Part of a data file:
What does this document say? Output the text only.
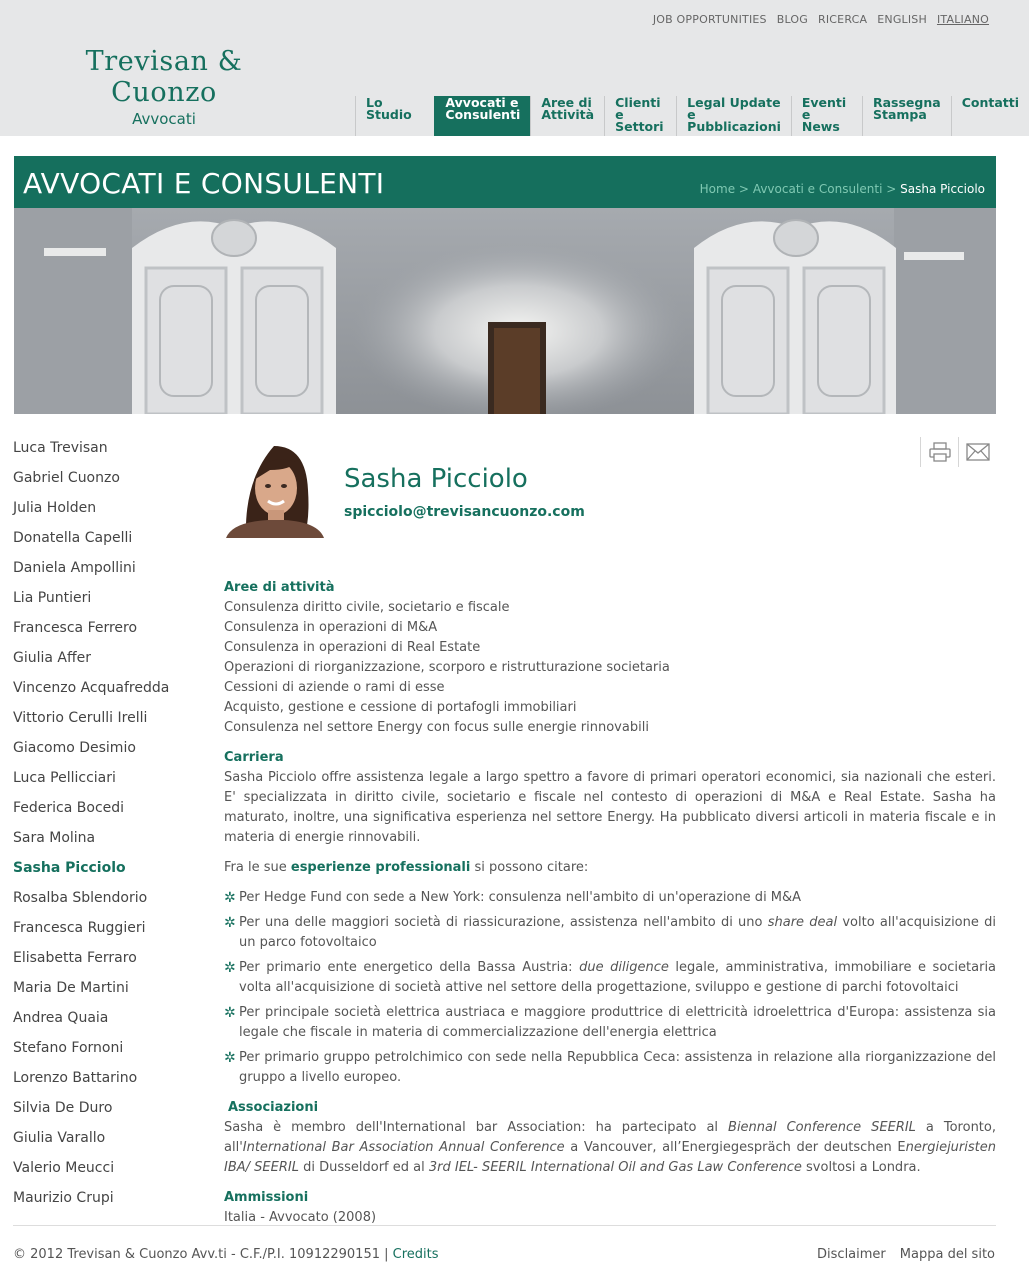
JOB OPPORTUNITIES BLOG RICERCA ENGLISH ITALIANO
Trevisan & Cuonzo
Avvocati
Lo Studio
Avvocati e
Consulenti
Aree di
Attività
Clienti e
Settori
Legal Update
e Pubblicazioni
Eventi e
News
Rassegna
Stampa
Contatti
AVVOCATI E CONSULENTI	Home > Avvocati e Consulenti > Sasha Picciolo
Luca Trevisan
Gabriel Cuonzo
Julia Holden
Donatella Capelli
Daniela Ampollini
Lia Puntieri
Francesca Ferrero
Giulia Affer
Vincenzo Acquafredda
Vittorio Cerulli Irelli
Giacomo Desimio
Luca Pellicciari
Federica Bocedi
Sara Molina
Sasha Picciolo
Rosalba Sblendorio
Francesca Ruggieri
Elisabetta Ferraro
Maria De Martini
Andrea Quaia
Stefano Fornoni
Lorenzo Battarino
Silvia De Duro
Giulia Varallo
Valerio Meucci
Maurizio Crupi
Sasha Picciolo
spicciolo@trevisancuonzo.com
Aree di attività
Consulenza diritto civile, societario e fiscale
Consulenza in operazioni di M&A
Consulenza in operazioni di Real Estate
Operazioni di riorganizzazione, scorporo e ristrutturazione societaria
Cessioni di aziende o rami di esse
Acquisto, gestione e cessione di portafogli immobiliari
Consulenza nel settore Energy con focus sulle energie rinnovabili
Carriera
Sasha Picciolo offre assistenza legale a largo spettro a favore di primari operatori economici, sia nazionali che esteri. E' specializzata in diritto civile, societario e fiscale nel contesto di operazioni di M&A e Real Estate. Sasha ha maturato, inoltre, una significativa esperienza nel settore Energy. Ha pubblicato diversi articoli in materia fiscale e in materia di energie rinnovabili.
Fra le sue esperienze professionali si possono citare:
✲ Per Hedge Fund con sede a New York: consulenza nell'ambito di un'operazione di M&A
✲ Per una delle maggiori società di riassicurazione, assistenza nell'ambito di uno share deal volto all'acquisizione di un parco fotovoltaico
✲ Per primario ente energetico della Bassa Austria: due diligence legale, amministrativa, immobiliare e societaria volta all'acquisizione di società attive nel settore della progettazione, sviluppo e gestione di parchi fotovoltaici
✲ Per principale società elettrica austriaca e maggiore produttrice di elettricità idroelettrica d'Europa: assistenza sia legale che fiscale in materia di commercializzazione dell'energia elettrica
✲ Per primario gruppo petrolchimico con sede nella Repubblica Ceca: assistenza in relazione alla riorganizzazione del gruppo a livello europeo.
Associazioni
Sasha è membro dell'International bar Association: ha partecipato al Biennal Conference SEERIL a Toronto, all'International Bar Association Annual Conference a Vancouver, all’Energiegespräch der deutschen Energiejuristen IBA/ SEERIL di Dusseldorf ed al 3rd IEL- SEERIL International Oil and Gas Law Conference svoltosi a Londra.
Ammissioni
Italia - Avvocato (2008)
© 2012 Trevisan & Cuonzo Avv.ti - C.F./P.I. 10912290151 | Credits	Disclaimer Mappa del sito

* * *

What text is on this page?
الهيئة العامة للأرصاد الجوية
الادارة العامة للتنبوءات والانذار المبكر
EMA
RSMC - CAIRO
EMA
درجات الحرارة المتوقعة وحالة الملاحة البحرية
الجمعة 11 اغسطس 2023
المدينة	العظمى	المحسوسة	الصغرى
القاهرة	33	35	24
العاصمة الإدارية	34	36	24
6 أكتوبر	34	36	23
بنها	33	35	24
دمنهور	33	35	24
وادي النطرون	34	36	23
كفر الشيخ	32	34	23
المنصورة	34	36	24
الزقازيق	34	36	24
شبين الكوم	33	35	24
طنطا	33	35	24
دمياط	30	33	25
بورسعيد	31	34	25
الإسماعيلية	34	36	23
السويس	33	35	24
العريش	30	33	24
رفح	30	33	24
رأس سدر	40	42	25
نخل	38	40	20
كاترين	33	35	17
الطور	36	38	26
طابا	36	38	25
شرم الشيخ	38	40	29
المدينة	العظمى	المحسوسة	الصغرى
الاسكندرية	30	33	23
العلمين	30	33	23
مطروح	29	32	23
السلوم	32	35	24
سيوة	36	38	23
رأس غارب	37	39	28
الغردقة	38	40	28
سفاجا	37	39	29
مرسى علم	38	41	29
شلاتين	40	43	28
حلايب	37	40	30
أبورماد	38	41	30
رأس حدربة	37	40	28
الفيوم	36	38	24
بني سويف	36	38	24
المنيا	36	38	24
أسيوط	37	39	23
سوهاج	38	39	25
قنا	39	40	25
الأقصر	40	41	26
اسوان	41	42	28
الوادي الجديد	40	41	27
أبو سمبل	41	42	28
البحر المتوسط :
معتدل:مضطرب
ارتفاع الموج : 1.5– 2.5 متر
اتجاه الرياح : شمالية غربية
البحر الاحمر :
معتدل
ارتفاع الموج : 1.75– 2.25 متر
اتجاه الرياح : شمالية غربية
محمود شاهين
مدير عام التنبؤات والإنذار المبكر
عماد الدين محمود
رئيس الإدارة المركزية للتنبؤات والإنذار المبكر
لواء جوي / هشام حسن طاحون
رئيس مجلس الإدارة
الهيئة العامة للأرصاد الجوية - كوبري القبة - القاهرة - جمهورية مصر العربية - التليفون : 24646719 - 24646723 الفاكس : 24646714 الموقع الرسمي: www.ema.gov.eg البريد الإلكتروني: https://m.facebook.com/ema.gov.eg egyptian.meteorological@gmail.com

### [WRITTEN INSTRUCTION]
Using the records given above, list every line that includes the word "Real".

### [WORKED SOLUTION]
Consulenza in operazioni di Real Estate
Sasha Picciolo offre assistenza legale a largo spettro a favore di primari operatori economici, sia nazionali che esteri. E' specializzata in diritto civile, societario e fiscale nel contesto di operazioni di M&A e Real Estate. Sasha ha maturato, inoltre, una significativa esperienza nel settore Energy. Ha pubblicato diversi articoli in materia fiscale e in materia di energie rinnovabili.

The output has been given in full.